> [GOAL OF THE EXERCISE]
Write the records below out again exactly as given, with no images.

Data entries
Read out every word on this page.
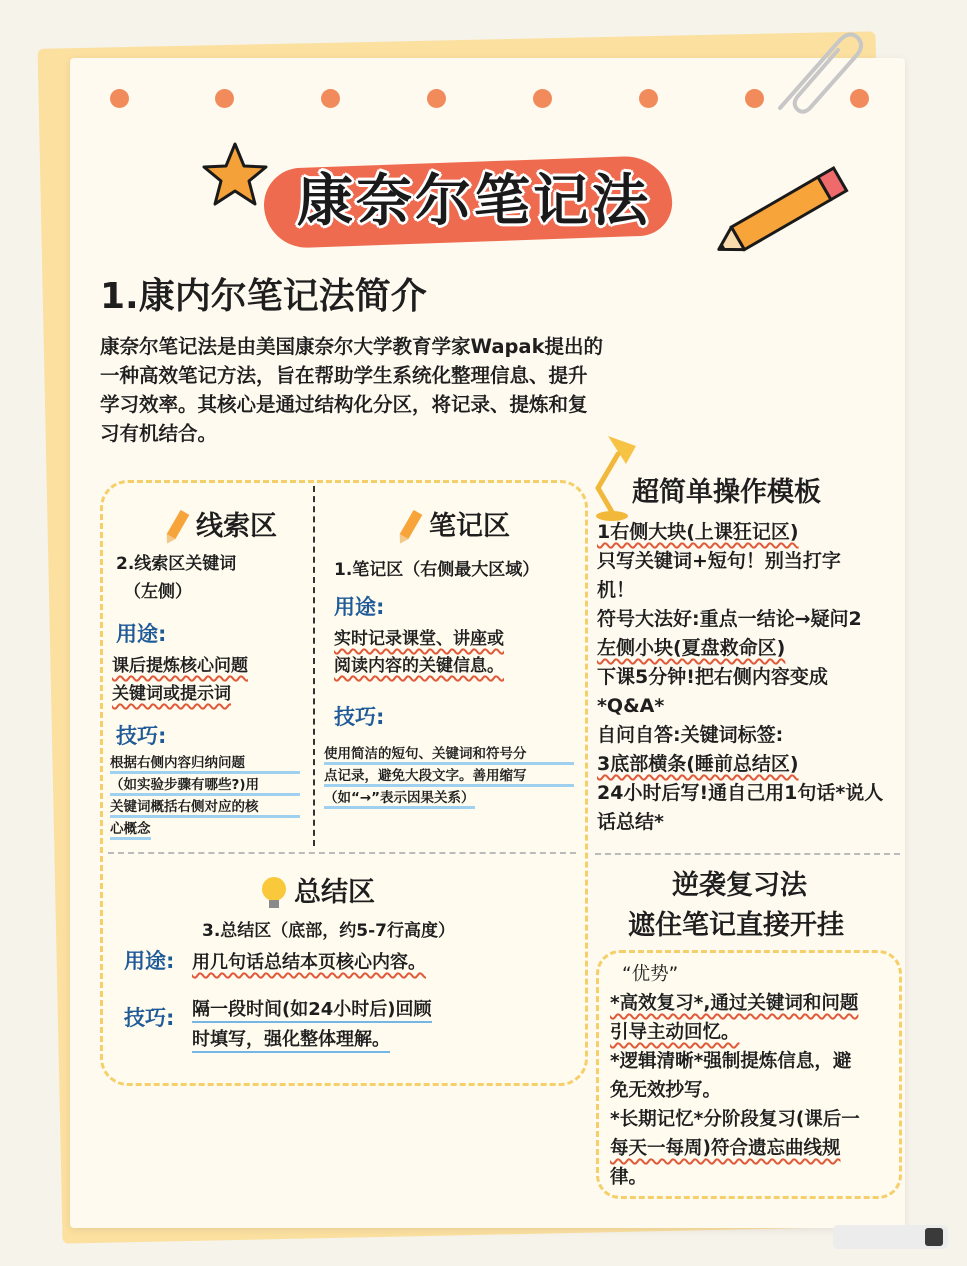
康奈尔笔记法
1.康内尔笔记法简介
康奈尔笔记法是由美国康奈尔大学教育学家Wapak提出的
一种高效笔记方法，旨在帮助学生系统化整理信息、提升
学习效率。其核心是通过结构化分区，将记录、提炼和复
习有机结合。
线索区
2.线索区关键词
（左侧）
用途:
课后提炼核心问题
关键词或提示词
技巧:
根据右侧内容归纳问题
（如实验步骤有哪些?)用
关键词概括右侧对应的核
心概念
笔记区
1.笔记区（右侧最大区域）
用途:
实时记录课堂、讲座或
阅读内容的关键信息。
技巧:
使用简洁的短句、关键词和符号分
点记录，避免大段文字。善用缩写
（如“→”表示因果关系）
总结区
3.总结区（底部，约5-7行高度）
用途: 用几句话总结本页核心内容。
技巧: 隔一段时间(如24小时后)回顾
时填写，强化整体理解。
超简单操作模板
1右侧大块(上课狂记区)
只写关键词+短句！别当打字
机！
符号大法好:重点一结论→疑问2
左侧小块(夏盘救命区)
下课5分钟!把右侧内容变成
*Q&A*
自问自答:关键词标签:
3底部横条(睡前总结区)
24小时后写!通自己用1句话*说人
话总结*
逆袭复习法
遮住笔记直接开挂
“优势”
*高效复习*,通过关键词和问题
引导主动回忆。
*逻辑清晰*强制提炼信息，避
免无效抄写。
*长期记忆*分阶段复习(课后一
每天一每周)符合遗忘曲线规
律。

> [RESULT OF THE EXERCISE]
Read out every word on this page.
康奈尔笔记法
1.康内尔笔记法简介
康奈尔笔记法是由美国康奈尔大学教育学家Wapak提出的
一种高效笔记方法，旨在帮助学生系统化整理信息、提升
学习效率。其核心是通过结构化分区，将记录、提炼和复
习有机结合。
线索区
2.线索区关键词
（左侧）
用途:
课后提炼核心问题
关键词或提示词
技巧:
根据右侧内容归纳问题
（如实验步骤有哪些?)用
关键词概括右侧对应的核
心概念
笔记区
1.笔记区（右侧最大区域）
用途:
实时记录课堂、讲座或
阅读内容的关键信息。
技巧:
使用简洁的短句、关键词和符号分
点记录，避免大段文字。善用缩写
（如“→”表示因果关系）
总结区
3.总结区（底部，约5-7行高度）
用途: 用几句话总结本页核心内容。
技巧: 隔一段时间(如24小时后)回顾
时填写，强化整体理解。
超简单操作模板
1右侧大块(上课狂记区)
只写关键词+短句！别当打字
机！
符号大法好:重点一结论→疑问2
左侧小块(夏盘救命区)
下课5分钟!把右侧内容变成
*Q&A*
自问自答:关键词标签:
3底部横条(睡前总结区)
24小时后写!通自己用1句话*说人
话总结*
逆袭复习法
遮住笔记直接开挂
“优势”
*高效复习*,通过关键词和问题
引导主动回忆。
*逻辑清晰*强制提炼信息，避
免无效抄写。
*长期记忆*分阶段复习(课后一
每天一每周)符合遗忘曲线规
律。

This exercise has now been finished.